** BEGIN ENTRIES **

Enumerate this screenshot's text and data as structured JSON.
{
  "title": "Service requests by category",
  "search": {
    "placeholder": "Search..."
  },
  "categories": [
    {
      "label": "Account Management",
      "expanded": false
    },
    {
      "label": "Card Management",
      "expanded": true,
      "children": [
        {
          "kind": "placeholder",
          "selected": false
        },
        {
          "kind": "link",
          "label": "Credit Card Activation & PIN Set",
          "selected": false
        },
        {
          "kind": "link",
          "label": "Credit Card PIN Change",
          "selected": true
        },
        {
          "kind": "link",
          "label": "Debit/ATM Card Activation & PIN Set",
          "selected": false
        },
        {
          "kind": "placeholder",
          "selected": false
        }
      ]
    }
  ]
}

** END ENTRIES **

GOAL OF THE EXERCISE
Reply with the number of lines in the preceding entries that contain "label", and no other words.

FINAL RESULT
5